» **WRITTEN TASK**:
List all the lines in these records that hold "Aviso".

» **DATA RECORDS**:
>> BEGIN
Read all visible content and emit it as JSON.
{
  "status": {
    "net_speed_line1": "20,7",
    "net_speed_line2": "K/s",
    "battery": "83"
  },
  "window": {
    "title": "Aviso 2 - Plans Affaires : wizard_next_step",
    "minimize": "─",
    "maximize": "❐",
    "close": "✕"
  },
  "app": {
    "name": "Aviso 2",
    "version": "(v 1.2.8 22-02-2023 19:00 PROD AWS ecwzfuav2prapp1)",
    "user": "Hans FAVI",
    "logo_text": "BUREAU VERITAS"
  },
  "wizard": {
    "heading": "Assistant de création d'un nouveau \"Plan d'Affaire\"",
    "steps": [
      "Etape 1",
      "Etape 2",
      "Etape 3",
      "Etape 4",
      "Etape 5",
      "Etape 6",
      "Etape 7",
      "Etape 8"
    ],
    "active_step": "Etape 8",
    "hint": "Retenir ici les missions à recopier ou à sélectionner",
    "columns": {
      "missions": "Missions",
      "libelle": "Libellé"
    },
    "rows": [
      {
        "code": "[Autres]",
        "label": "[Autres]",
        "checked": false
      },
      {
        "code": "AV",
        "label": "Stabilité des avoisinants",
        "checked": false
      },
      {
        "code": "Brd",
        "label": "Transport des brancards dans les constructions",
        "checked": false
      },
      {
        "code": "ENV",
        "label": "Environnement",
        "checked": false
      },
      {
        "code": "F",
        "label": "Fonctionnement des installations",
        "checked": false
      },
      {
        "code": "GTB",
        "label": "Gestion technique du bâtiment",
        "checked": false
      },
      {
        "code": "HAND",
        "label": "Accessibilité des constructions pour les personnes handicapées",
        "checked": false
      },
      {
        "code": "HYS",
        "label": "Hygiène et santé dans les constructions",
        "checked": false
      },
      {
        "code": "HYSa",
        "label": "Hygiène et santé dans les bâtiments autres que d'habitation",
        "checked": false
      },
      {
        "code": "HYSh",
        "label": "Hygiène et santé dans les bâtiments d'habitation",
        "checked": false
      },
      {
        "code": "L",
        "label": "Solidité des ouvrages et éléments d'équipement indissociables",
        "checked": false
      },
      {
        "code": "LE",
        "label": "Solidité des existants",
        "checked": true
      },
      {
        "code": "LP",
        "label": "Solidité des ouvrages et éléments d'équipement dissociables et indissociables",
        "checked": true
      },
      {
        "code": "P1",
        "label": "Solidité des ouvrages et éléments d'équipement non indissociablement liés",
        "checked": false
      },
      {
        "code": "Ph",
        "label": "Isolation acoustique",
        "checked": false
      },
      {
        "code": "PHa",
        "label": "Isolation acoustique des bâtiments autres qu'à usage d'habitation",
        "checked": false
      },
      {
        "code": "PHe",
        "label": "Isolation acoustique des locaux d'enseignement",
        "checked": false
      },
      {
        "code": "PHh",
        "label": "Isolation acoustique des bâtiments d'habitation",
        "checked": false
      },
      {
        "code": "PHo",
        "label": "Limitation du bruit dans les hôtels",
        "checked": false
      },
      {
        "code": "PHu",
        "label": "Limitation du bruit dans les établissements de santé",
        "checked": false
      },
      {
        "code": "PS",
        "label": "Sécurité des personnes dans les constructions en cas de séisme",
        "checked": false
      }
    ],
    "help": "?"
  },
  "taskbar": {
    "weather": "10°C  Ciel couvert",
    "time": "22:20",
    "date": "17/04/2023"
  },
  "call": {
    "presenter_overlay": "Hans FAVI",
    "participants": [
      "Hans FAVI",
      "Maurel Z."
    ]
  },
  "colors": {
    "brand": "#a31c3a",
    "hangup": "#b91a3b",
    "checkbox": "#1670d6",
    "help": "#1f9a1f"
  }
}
>> END
» **ANSWER TO THE EXERCISE**:
    "title": "Aviso 2 - Plans Affaires : wizard_next_step",
    "name": "Aviso 2",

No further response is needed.